*Problem requirements*. Repeat the material exactly, leaving nothing out.

[Start of Data records]

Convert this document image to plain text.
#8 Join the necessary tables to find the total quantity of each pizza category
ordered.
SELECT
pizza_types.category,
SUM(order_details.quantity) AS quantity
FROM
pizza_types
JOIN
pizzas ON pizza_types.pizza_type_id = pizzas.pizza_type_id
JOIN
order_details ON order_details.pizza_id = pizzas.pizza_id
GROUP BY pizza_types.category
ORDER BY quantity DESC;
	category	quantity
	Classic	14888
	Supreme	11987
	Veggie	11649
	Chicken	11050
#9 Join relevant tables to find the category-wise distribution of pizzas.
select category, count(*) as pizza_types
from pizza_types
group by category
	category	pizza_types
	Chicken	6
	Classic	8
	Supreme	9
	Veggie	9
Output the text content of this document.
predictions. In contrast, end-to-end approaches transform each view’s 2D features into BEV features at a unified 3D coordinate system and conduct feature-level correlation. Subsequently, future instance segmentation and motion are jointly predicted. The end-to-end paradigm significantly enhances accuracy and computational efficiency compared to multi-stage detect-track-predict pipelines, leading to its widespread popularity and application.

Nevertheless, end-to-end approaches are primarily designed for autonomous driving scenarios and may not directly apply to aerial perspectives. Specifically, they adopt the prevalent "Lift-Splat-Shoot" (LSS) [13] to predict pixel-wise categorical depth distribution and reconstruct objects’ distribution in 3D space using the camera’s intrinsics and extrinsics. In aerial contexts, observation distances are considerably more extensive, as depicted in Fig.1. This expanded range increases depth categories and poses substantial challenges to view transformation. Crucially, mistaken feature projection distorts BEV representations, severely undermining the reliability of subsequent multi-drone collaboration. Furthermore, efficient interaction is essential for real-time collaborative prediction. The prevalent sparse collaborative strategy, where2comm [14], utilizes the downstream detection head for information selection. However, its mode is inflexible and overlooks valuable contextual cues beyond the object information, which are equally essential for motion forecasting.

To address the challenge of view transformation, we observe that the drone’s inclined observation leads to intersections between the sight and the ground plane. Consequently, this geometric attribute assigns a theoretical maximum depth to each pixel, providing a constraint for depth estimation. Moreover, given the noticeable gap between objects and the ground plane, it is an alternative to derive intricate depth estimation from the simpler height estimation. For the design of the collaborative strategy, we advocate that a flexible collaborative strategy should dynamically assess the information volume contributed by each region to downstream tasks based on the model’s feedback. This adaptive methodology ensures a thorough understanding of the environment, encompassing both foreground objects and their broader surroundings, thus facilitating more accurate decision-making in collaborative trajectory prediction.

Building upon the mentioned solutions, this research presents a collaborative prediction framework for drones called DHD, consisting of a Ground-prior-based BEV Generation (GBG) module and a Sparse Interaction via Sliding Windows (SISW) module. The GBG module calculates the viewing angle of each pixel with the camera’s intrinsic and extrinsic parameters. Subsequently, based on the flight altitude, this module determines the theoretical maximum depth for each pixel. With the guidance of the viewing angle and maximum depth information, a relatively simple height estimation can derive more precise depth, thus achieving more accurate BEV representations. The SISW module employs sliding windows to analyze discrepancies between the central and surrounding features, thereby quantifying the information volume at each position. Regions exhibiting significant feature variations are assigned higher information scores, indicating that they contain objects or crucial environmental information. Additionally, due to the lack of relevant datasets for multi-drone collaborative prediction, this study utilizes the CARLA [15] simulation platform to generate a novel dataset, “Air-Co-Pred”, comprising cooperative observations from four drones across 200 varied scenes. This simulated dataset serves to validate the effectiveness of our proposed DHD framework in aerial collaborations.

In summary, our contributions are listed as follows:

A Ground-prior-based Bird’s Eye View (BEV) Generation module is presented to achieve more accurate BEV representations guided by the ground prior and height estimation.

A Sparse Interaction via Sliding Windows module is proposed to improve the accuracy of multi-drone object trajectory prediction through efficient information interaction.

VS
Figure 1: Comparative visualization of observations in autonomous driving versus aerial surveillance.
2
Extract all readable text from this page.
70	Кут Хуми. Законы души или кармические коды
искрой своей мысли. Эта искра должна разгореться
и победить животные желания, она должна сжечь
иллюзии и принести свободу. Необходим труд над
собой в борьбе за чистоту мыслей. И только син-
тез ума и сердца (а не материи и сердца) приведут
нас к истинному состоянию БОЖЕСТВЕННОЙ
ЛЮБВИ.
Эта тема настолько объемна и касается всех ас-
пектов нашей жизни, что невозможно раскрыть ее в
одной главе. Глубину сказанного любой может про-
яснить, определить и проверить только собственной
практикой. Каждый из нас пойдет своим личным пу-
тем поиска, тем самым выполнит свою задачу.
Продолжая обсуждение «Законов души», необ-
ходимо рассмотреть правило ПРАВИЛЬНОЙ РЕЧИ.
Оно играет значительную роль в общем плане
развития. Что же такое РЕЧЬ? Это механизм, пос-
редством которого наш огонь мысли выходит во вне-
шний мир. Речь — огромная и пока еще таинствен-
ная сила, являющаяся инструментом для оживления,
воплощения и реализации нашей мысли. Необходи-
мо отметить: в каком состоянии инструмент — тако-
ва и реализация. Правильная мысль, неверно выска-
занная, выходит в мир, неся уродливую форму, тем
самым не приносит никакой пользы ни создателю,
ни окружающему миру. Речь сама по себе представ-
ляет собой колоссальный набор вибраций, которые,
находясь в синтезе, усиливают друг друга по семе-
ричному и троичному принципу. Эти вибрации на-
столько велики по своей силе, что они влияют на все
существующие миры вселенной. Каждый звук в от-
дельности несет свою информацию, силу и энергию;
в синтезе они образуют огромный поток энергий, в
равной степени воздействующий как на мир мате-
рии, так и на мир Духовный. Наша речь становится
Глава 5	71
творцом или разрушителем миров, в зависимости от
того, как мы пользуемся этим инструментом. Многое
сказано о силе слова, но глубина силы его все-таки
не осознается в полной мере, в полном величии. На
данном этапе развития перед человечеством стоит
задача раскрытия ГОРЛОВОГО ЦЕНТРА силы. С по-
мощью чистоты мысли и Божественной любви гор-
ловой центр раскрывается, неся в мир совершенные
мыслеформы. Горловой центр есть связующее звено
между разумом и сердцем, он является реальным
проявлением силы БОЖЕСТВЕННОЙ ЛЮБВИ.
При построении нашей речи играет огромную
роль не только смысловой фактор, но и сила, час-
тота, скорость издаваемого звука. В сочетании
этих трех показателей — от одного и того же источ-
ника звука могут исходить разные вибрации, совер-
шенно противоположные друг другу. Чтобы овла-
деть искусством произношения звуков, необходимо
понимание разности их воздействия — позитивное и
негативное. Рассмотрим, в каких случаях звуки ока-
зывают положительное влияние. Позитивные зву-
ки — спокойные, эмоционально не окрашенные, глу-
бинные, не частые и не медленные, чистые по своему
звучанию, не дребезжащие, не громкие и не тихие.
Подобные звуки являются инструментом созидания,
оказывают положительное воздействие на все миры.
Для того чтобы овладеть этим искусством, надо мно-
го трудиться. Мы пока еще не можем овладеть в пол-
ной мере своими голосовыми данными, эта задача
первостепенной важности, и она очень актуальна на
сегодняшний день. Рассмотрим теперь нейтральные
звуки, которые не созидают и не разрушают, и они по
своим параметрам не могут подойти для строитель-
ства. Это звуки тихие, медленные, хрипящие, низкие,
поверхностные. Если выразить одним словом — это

[End of Data records]

*Task result*.
Convert this document image to plain text.
#8 Join the necessary tables to find the total quantity of each pizza category
ordered.
SELECT
pizza_types.category,
SUM(order_details.quantity) AS quantity
FROM
pizza_types
JOIN
pizzas ON pizza_types.pizza_type_id = pizzas.pizza_type_id
JOIN
order_details ON order_details.pizza_id = pizzas.pizza_id
GROUP BY pizza_types.category
ORDER BY quantity DESC;
	category	quantity
	Classic	14888
	Supreme	11987
	Veggie	11649
	Chicken	11050
#9 Join relevant tables to find the category-wise distribution of pizzas.
select category, count(*) as pizza_types
from pizza_types
group by category
	category	pizza_types
	Chicken	6
	Classic	8
	Supreme	9
	Veggie	9
Output the text content of this document.
predictions. In contrast, end-to-end approaches transform each view’s 2D features into BEV features at a unified 3D coordinate system and conduct feature-level correlation. Subsequently, future instance segmentation and motion are jointly predicted. The end-to-end paradigm significantly enhances accuracy and computational efficiency compared to multi-stage detect-track-predict pipelines, leading to its widespread popularity and application.

Nevertheless, end-to-end approaches are primarily designed for autonomous driving scenarios and may not directly apply to aerial perspectives. Specifically, they adopt the prevalent "Lift-Splat-Shoot" (LSS) [13] to predict pixel-wise categorical depth distribution and reconstruct objects’ distribution in 3D space using the camera’s intrinsics and extrinsics. In aerial contexts, observation distances are considerably more extensive, as depicted in Fig.1. This expanded range increases depth categories and poses substantial challenges to view transformation. Crucially, mistaken feature projection distorts BEV representations, severely undermining the reliability of subsequent multi-drone collaboration. Furthermore, efficient interaction is essential for real-time collaborative prediction. The prevalent sparse collaborative strategy, where2comm [14], utilizes the downstream detection head for information selection. However, its mode is inflexible and overlooks valuable contextual cues beyond the object information, which are equally essential for motion forecasting.

To address the challenge of view transformation, we observe that the drone’s inclined observation leads to intersections between the sight and the ground plane. Consequently, this geometric attribute assigns a theoretical maximum depth to each pixel, providing a constraint for depth estimation. Moreover, given the noticeable gap between objects and the ground plane, it is an alternative to derive intricate depth estimation from the simpler height estimation. For the design of the collaborative strategy, we advocate that a flexible collaborative strategy should dynamically assess the information volume contributed by each region to downstream tasks based on the model’s feedback. This adaptive methodology ensures a thorough understanding of the environment, encompassing both foreground objects and their broader surroundings, thus facilitating more accurate decision-making in collaborative trajectory prediction.

Building upon the mentioned solutions, this research presents a collaborative prediction framework for drones called DHD, consisting of a Ground-prior-based BEV Generation (GBG) module and a Sparse Interaction via Sliding Windows (SISW) module. The GBG module calculates the viewing angle of each pixel with the camera’s intrinsic and extrinsic parameters. Subsequently, based on the flight altitude, this module determines the theoretical maximum depth for each pixel. With the guidance of the viewing angle and maximum depth information, a relatively simple height estimation can derive more precise depth, thus achieving more accurate BEV representations. The SISW module employs sliding windows to analyze discrepancies between the central and surrounding features, thereby quantifying the information volume at each position. Regions exhibiting significant feature variations are assigned higher information scores, indicating that they contain objects or crucial environmental information. Additionally, due to the lack of relevant datasets for multi-drone collaborative prediction, this study utilizes the CARLA [15] simulation platform to generate a novel dataset, “Air-Co-Pred”, comprising cooperative observations from four drones across 200 varied scenes. This simulated dataset serves to validate the effectiveness of our proposed DHD framework in aerial collaborations.

In summary, our contributions are listed as follows:

A Ground-prior-based Bird’s Eye View (BEV) Generation module is presented to achieve more accurate BEV representations guided by the ground prior and height estimation.

A Sparse Interaction via Sliding Windows module is proposed to improve the accuracy of multi-drone object trajectory prediction through efficient information interaction.

VS
Figure 1: Comparative visualization of observations in autonomous driving versus aerial surveillance.
2
Extract all readable text from this page.
70	Кут Хуми. Законы души или кармические коды
искрой своей мысли. Эта искра должна разгореться
и победить животные желания, она должна сжечь
иллюзии и принести свободу. Необходим труд над
собой в борьбе за чистоту мыслей. И только син-
тез ума и сердца (а не материи и сердца) приведут
нас к истинному состоянию БОЖЕСТВЕННОЙ
ЛЮБВИ.
Эта тема настолько объемна и касается всех ас-
пектов нашей жизни, что невозможно раскрыть ее в
одной главе. Глубину сказанного любой может про-
яснить, определить и проверить только собственной
практикой. Каждый из нас пойдет своим личным пу-
тем поиска, тем самым выполнит свою задачу.
Продолжая обсуждение «Законов души», необ-
ходимо рассмотреть правило ПРАВИЛЬНОЙ РЕЧИ.
Оно играет значительную роль в общем плане
развития. Что же такое РЕЧЬ? Это механизм, пос-
редством которого наш огонь мысли выходит во вне-
шний мир. Речь — огромная и пока еще таинствен-
ная сила, являющаяся инструментом для оживления,
воплощения и реализации нашей мысли. Необходи-
мо отметить: в каком состоянии инструмент — тако-
ва и реализация. Правильная мысль, неверно выска-
занная, выходит в мир, неся уродливую форму, тем
самым не приносит никакой пользы ни создателю,
ни окружающему миру. Речь сама по себе представ-
ляет собой колоссальный набор вибраций, которые,
находясь в синтезе, усиливают друг друга по семе-
ричному и троичному принципу. Эти вибрации на-
столько велики по своей силе, что они влияют на все
существующие миры вселенной. Каждый звук в от-
дельности несет свою информацию, силу и энергию;
в синтезе они образуют огромный поток энергий, в
равной степени воздействующий как на мир мате-
рии, так и на мир Духовный. Наша речь становится
Глава 5	71
творцом или разрушителем миров, в зависимости от
того, как мы пользуемся этим инструментом. Многое
сказано о силе слова, но глубина силы его все-таки
не осознается в полной мере, в полном величии. На
данном этапе развития перед человечеством стоит
задача раскрытия ГОРЛОВОГО ЦЕНТРА силы. С по-
мощью чистоты мысли и Божественной любви гор-
ловой центр раскрывается, неся в мир совершенные
мыслеформы. Горловой центр есть связующее звено
между разумом и сердцем, он является реальным
проявлением силы БОЖЕСТВЕННОЙ ЛЮБВИ.
При построении нашей речи играет огромную
роль не только смысловой фактор, но и сила, час-
тота, скорость издаваемого звука. В сочетании
этих трех показателей — от одного и того же источ-
ника звука могут исходить разные вибрации, совер-
шенно противоположные друг другу. Чтобы овла-
деть искусством произношения звуков, необходимо
понимание разности их воздействия — позитивное и
негативное. Рассмотрим, в каких случаях звуки ока-
зывают положительное влияние. Позитивные зву-
ки — спокойные, эмоционально не окрашенные, глу-
бинные, не частые и не медленные, чистые по своему
звучанию, не дребезжащие, не громкие и не тихие.
Подобные звуки являются инструментом созидания,
оказывают положительное воздействие на все миры.
Для того чтобы овладеть этим искусством, надо мно-
го трудиться. Мы пока еще не можем овладеть в пол-
ной мере своими голосовыми данными, эта задача
первостепенной важности, и она очень актуальна на
сегодняшний день. Рассмотрим теперь нейтральные
звуки, которые не созидают и не разрушают, и они по
своим параметрам не могут подойти для строитель-
ства. Это звуки тихие, медленные, хрипящие, низкие,
поверхностные. Если выразить одним словом — это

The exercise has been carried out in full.